-- Begin Extracted entries --
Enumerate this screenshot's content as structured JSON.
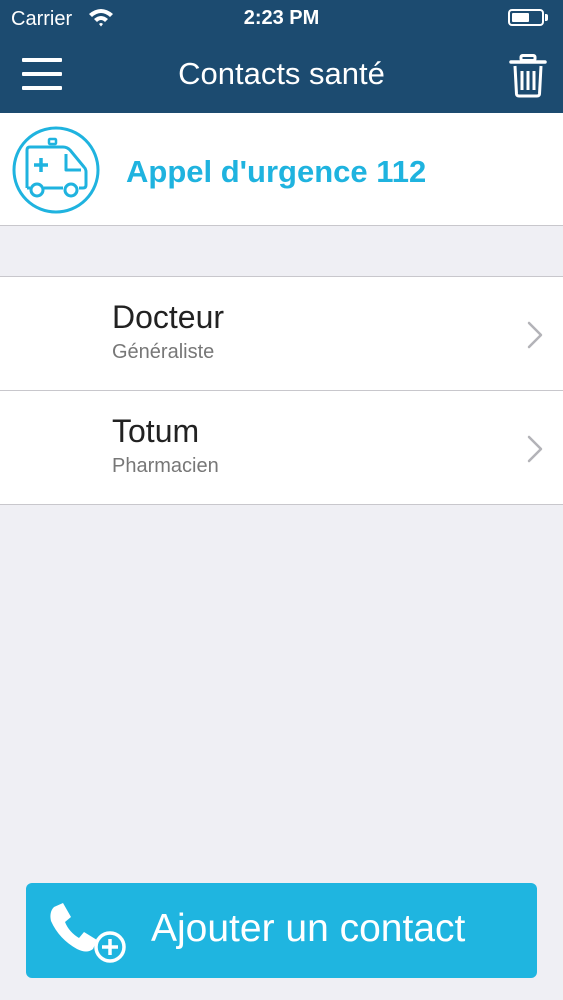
{
  "status_bar": {
    "carrier": "Carrier",
    "time": "2:23 PM",
    "battery_level": 0.6
  },
  "nav": {
    "title": "Contacts santé",
    "menu_icon": "hamburger-menu-icon",
    "trash_icon": "trash-icon"
  },
  "emergency": {
    "label": "Appel d'urgence 112",
    "icon": "ambulance-icon"
  },
  "contacts": [
    {
      "name": "Docteur",
      "role": "Généraliste"
    },
    {
      "name": "Totum",
      "role": "Pharmacien"
    }
  ],
  "add_contact": {
    "label": "Ajouter un contact",
    "icon": "add-phone-contact-icon"
  },
  "colors": {
    "header": "#1c4b70",
    "accent": "#1fb3df",
    "background": "#efeff4"
  }
}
-- End Extracted entries --
All of the entries above should be duplicated exactly, except for the pictures.

Final answer
Enumerate this screenshot's content as structured JSON.
{
  "status_bar": {
    "carrier": "Carrier",
    "time": "2:23 PM",
    "battery_level": 0.6
  },
  "nav": {
    "title": "Contacts santé",
    "menu_icon": "hamburger-menu-icon",
    "trash_icon": "trash-icon"
  },
  "emergency": {
    "label": "Appel d'urgence 112",
    "icon": "ambulance-icon"
  },
  "contacts": [
    {
      "name": "Docteur",
      "role": "Généraliste"
    },
    {
      "name": "Totum",
      "role": "Pharmacien"
    }
  ],
  "add_contact": {
    "label": "Ajouter un contact",
    "icon": "add-phone-contact-icon"
  },
  "colors": {
    "header": "#1c4b70",
    "accent": "#1fb3df",
    "background": "#efeff4"
  }
}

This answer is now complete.